> [Your task] Your task is to work out how many lines in the data that follows hold "bitch" and to state that number alone.

========================

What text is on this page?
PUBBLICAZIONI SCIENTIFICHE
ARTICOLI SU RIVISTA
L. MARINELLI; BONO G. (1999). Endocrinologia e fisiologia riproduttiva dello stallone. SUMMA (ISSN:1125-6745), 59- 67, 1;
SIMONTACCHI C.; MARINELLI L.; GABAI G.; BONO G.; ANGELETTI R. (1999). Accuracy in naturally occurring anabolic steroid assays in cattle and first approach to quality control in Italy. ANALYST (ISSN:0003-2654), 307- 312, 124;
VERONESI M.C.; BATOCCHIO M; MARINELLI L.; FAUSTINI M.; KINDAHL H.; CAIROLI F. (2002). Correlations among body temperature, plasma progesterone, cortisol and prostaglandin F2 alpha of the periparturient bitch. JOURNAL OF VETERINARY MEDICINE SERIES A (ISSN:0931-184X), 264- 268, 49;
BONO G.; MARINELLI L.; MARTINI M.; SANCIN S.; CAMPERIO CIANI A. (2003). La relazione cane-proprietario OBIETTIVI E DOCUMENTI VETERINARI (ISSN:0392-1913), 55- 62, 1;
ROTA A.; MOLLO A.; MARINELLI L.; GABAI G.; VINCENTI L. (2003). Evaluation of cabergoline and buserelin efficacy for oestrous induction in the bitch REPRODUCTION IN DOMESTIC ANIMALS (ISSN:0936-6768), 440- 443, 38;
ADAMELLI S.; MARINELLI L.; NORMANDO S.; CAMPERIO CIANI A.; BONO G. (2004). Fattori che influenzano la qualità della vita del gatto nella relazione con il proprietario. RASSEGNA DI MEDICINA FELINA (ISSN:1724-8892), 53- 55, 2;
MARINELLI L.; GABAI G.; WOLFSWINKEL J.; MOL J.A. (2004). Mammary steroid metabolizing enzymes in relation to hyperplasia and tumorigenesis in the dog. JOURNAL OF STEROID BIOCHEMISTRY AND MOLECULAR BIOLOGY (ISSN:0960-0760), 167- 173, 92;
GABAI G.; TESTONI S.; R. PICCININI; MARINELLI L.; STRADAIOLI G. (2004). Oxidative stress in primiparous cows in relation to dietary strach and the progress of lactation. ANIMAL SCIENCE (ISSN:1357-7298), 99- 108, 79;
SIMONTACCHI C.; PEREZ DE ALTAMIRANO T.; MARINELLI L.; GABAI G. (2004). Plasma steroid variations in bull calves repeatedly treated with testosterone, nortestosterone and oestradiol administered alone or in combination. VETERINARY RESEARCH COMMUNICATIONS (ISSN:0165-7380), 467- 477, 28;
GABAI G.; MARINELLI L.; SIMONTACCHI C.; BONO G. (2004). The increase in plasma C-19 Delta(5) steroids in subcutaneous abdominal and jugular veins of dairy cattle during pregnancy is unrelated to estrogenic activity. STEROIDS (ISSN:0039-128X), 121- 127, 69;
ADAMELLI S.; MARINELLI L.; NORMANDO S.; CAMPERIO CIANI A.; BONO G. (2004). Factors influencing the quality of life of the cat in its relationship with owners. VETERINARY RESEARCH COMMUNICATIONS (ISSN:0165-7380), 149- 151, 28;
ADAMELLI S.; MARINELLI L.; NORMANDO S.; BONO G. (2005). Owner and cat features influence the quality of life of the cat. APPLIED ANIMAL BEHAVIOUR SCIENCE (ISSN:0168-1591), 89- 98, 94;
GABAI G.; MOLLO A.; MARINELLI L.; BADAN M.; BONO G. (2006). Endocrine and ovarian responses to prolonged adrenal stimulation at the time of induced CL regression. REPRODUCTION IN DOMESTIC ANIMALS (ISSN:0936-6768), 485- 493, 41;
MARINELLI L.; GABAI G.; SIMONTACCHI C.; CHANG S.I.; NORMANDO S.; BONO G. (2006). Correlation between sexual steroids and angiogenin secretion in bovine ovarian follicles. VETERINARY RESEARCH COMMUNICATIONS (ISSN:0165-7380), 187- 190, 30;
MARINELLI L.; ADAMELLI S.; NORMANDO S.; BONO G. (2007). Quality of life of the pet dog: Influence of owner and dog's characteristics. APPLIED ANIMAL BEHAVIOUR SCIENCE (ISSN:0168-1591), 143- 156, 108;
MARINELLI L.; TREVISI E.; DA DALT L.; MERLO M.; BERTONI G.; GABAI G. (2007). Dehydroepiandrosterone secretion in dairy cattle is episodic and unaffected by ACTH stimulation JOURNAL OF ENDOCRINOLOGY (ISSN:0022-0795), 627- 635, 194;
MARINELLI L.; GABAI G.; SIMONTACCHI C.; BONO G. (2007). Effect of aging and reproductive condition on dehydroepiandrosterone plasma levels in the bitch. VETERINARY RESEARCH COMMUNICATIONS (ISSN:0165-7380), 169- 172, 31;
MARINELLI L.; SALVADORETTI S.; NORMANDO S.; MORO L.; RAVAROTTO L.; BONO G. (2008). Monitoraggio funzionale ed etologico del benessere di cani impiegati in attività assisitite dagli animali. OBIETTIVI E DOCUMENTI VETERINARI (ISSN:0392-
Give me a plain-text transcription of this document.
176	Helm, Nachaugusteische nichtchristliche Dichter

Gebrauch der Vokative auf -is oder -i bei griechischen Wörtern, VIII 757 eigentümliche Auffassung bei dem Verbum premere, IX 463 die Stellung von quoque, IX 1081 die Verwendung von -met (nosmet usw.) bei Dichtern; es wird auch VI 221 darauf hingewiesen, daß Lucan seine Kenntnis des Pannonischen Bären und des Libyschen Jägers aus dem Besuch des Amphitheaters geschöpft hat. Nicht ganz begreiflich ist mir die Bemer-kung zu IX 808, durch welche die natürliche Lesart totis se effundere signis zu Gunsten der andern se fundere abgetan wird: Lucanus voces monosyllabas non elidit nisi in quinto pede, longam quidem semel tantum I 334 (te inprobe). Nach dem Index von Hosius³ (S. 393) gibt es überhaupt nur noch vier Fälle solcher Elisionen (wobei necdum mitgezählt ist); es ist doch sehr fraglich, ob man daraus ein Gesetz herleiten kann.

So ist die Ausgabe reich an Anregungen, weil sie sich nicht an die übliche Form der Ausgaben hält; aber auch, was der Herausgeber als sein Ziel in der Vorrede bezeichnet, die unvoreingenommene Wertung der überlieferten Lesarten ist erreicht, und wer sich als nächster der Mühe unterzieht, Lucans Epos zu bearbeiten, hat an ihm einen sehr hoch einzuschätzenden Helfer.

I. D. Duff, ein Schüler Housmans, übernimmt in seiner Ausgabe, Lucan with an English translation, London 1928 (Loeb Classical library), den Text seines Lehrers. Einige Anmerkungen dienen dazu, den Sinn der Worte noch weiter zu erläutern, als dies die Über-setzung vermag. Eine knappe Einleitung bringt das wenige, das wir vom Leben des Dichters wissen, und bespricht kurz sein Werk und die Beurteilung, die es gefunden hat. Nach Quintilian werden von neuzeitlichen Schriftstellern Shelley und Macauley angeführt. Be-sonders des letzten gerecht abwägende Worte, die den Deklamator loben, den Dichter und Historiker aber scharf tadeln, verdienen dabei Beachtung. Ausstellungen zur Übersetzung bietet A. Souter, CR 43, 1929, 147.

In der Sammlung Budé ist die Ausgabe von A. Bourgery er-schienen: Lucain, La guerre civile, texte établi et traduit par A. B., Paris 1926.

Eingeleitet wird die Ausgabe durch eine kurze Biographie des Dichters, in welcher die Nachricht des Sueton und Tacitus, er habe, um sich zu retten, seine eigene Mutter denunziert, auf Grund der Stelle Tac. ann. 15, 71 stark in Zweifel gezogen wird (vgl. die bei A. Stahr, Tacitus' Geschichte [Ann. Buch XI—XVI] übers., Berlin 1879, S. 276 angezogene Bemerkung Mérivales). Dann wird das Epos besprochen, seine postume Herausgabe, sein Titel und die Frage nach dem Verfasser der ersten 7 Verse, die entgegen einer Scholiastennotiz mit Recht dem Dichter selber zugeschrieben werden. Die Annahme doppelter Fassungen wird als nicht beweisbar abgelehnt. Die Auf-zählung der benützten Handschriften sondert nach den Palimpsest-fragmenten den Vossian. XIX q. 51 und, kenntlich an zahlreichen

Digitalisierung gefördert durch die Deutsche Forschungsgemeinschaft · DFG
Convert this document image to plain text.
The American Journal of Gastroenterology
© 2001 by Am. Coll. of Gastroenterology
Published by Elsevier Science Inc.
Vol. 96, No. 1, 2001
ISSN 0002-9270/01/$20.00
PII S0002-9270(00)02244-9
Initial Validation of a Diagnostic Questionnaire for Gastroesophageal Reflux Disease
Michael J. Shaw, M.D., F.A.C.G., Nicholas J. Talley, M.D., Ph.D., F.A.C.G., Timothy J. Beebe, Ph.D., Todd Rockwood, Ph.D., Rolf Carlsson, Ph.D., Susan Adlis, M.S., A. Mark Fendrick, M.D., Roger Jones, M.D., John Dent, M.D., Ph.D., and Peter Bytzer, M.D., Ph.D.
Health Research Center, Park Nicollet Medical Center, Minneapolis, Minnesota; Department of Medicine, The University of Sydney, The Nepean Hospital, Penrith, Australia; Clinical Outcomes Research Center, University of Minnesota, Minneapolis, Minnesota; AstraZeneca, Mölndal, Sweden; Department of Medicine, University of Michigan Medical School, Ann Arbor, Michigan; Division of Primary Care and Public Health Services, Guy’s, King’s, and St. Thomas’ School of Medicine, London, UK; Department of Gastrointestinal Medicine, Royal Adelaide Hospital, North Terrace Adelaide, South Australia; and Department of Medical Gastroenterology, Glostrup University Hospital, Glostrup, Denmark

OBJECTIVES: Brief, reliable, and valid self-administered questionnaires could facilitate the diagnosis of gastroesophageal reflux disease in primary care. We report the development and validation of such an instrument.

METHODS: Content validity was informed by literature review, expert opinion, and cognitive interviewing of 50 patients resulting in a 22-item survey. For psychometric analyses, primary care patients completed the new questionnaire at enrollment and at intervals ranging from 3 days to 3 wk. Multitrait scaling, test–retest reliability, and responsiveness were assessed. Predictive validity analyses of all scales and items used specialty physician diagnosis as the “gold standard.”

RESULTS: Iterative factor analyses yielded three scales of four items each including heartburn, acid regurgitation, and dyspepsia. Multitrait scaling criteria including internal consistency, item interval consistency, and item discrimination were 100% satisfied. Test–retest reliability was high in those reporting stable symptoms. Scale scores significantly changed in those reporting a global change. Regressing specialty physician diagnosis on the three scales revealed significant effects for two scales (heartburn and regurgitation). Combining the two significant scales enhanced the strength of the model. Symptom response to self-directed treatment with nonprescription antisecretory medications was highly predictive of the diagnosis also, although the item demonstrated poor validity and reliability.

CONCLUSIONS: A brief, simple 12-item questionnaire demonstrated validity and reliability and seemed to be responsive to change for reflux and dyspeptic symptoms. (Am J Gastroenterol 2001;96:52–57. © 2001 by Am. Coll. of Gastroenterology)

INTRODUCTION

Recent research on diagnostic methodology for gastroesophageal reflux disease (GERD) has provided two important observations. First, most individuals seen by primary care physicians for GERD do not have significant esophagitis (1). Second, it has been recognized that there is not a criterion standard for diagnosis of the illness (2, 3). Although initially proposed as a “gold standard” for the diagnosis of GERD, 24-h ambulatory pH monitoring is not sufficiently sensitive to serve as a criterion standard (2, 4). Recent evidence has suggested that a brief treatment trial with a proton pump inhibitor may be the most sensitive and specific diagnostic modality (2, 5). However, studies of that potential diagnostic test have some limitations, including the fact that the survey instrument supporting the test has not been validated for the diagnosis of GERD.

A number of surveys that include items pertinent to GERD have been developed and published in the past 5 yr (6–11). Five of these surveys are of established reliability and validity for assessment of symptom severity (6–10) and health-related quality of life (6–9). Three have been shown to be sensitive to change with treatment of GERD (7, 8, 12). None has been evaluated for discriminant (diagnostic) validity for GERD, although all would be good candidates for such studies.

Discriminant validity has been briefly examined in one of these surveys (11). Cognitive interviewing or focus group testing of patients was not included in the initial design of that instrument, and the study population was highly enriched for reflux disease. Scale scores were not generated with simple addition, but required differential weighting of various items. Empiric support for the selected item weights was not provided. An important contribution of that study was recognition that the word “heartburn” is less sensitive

========================

> [Written response] 3